» **Data extract**
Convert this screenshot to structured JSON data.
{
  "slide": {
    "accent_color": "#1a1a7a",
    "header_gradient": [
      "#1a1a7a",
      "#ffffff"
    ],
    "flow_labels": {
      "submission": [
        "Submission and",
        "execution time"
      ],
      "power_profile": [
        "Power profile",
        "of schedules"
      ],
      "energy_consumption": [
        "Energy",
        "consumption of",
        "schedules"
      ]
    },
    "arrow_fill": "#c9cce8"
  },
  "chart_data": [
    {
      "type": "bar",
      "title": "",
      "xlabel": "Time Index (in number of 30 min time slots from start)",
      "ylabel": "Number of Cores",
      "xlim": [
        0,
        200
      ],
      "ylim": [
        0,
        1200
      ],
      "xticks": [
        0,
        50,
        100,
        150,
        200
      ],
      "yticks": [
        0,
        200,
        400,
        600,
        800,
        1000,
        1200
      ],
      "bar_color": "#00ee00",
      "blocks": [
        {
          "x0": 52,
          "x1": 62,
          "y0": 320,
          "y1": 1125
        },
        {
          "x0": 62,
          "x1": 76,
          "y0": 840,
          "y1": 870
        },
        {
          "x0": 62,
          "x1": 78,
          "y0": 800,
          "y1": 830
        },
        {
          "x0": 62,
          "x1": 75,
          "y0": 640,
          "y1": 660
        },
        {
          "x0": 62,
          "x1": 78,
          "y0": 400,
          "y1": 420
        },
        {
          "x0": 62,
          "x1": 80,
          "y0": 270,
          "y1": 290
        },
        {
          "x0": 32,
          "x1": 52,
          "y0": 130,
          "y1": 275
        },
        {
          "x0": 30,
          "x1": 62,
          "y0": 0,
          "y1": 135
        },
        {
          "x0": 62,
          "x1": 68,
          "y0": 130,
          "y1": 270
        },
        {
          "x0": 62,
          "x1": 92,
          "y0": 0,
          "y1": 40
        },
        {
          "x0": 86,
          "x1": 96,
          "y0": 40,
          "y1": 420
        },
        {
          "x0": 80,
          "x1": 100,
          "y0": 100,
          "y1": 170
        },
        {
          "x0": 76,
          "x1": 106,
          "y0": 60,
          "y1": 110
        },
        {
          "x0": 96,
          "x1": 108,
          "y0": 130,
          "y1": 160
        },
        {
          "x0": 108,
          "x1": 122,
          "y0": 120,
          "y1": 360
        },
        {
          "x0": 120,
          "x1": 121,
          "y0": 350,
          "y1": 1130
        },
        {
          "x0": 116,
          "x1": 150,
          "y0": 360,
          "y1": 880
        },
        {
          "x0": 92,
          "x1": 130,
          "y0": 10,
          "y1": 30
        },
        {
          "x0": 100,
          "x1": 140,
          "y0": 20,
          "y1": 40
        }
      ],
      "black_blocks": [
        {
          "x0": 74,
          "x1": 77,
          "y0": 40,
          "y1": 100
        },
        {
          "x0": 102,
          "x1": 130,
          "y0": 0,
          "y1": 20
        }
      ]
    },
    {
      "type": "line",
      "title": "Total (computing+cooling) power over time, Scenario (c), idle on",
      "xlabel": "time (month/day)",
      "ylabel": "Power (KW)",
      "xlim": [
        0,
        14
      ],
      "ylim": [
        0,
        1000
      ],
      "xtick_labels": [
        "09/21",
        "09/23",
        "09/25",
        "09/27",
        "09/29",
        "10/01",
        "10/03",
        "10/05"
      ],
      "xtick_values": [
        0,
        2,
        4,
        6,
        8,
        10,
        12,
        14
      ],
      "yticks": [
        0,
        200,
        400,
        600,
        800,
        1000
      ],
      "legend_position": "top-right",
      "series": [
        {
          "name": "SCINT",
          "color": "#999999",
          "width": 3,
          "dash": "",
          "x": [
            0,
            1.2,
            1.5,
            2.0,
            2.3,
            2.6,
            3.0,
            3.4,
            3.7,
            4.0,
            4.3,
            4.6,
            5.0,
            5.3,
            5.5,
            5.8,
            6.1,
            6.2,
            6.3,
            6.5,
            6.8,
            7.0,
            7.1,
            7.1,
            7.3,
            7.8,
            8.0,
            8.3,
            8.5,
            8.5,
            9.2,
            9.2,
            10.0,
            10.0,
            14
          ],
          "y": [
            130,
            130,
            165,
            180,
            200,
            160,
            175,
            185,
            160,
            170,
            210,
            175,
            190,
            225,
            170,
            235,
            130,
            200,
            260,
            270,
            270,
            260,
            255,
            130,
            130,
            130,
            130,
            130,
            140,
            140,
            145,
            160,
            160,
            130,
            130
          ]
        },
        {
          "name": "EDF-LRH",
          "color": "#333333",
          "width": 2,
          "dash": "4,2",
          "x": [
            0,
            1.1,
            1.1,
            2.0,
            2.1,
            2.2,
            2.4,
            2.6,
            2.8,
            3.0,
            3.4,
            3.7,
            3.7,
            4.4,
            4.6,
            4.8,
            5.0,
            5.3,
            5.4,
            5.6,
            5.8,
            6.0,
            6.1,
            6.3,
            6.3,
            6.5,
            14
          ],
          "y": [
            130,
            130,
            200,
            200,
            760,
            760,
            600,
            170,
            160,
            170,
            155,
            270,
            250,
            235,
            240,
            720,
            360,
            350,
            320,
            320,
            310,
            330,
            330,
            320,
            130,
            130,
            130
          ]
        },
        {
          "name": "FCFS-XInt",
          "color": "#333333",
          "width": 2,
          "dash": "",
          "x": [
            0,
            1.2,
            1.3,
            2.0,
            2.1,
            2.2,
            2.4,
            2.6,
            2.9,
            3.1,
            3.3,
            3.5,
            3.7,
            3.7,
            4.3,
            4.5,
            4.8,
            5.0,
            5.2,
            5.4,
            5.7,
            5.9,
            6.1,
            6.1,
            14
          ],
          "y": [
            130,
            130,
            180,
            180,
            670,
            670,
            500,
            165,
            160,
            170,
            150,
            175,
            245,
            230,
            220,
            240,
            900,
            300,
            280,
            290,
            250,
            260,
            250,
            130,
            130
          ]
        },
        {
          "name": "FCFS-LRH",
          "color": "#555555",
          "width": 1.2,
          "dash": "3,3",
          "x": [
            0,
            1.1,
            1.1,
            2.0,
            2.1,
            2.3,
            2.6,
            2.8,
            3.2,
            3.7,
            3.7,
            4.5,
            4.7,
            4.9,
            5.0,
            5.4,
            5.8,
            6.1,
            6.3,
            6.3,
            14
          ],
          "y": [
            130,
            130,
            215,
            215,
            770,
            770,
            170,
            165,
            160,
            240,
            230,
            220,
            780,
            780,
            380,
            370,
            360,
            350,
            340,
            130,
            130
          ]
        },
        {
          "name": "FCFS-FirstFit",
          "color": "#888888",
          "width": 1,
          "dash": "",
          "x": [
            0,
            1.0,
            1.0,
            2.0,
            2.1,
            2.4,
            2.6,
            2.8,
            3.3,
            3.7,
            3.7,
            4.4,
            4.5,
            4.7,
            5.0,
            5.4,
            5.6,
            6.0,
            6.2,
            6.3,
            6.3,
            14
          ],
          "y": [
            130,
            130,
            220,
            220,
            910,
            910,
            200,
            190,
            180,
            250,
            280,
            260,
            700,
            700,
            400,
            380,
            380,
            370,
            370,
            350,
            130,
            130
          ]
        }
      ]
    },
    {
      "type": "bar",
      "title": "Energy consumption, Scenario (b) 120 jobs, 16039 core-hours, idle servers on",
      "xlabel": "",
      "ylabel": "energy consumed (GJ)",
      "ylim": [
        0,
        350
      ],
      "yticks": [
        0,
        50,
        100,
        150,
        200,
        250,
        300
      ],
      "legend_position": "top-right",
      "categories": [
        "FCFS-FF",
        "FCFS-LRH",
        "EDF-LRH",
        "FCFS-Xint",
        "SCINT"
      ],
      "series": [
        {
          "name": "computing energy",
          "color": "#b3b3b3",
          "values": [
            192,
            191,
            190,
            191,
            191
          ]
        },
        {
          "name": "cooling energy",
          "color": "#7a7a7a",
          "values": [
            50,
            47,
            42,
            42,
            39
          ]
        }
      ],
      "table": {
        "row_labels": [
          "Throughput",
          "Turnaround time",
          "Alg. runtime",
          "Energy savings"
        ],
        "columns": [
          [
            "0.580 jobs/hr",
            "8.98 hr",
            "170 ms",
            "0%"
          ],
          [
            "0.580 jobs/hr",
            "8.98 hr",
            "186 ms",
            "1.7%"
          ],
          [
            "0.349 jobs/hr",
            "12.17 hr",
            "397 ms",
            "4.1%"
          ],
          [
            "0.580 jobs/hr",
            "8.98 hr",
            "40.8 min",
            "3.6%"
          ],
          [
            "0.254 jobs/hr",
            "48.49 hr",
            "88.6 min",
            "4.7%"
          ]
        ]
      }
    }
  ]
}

» **Requirements**
Copy every line of the records above that contains "title".

» **Task solution**
      "title": "",
      "title": "Total (computing+cooling) power over time, Scenario (c), idle on",
      "title": "Energy consumption, Scenario (b) 120 jobs, 16039 core-hours, idle servers on",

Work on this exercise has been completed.